◆ TASK OBJECTIVE ◆
Tally the lines in the following entries that include the word "warning"; state only the total.

◆ INPUT MATERIAL ◆
########################################
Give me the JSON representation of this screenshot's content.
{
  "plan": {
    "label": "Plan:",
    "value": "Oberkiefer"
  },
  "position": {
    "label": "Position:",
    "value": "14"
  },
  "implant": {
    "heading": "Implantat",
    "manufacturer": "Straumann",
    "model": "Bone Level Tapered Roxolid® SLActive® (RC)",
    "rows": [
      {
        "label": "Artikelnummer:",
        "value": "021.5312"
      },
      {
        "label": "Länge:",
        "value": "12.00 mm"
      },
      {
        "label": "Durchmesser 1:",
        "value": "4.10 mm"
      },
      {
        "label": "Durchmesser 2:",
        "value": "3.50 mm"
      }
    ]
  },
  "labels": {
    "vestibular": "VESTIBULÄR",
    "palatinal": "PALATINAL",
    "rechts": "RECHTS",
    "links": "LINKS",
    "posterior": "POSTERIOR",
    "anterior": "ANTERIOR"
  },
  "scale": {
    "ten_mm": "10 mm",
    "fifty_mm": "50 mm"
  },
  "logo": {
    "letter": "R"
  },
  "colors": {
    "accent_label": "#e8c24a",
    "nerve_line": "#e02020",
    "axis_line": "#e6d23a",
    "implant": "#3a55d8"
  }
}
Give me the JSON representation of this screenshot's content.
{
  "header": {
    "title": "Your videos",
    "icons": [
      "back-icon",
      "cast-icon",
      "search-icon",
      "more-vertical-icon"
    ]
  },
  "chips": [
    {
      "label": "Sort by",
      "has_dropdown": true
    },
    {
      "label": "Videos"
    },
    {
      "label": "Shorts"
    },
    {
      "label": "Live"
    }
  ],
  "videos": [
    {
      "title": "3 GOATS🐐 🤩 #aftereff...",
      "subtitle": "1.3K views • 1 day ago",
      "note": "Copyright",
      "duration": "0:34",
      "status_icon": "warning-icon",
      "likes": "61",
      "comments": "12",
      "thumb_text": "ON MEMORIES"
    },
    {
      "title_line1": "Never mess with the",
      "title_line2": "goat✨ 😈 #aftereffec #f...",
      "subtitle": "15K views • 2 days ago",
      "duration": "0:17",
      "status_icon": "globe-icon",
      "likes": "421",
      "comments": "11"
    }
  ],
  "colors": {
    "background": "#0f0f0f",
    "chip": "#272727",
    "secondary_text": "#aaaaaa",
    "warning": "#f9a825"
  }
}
########################################
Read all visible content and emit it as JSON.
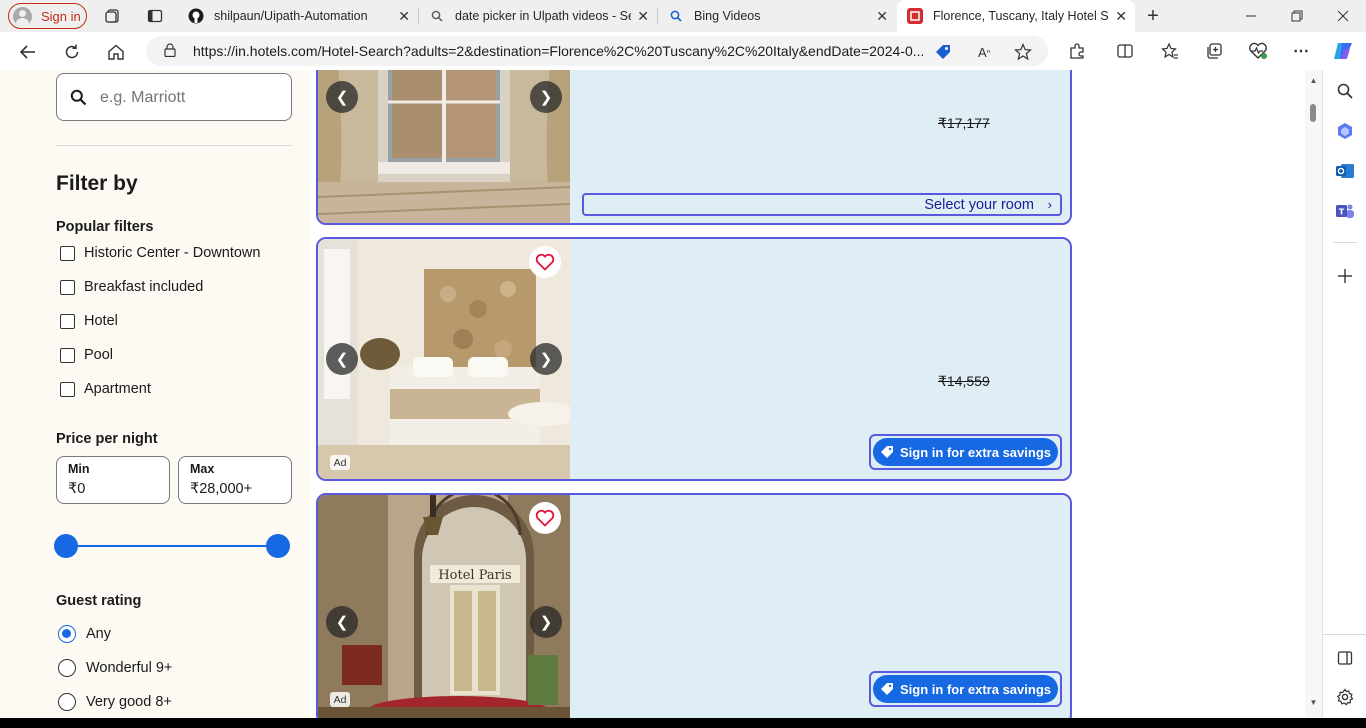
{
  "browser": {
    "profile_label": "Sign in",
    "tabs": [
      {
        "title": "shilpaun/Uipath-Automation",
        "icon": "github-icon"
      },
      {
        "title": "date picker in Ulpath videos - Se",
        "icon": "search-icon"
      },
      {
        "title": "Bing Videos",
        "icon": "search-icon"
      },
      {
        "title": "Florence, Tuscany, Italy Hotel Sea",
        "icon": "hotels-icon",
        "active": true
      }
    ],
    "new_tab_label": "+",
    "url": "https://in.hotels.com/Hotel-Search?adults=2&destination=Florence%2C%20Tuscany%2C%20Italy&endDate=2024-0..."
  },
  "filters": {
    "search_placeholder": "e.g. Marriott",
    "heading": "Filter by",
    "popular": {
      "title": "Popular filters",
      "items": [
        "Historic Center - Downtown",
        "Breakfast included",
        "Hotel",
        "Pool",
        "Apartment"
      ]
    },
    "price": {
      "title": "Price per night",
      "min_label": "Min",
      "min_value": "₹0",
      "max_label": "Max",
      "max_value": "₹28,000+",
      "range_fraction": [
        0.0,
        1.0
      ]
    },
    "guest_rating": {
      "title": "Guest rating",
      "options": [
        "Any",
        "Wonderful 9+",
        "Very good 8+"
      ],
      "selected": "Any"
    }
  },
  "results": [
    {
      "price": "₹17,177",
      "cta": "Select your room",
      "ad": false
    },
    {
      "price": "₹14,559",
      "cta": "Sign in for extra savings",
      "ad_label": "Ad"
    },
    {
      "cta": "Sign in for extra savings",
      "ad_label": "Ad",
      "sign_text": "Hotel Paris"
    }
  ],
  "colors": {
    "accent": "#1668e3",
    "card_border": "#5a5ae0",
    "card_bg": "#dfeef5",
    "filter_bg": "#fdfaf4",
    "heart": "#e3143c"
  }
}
########################################
◆ TASK ANSWER ◆
2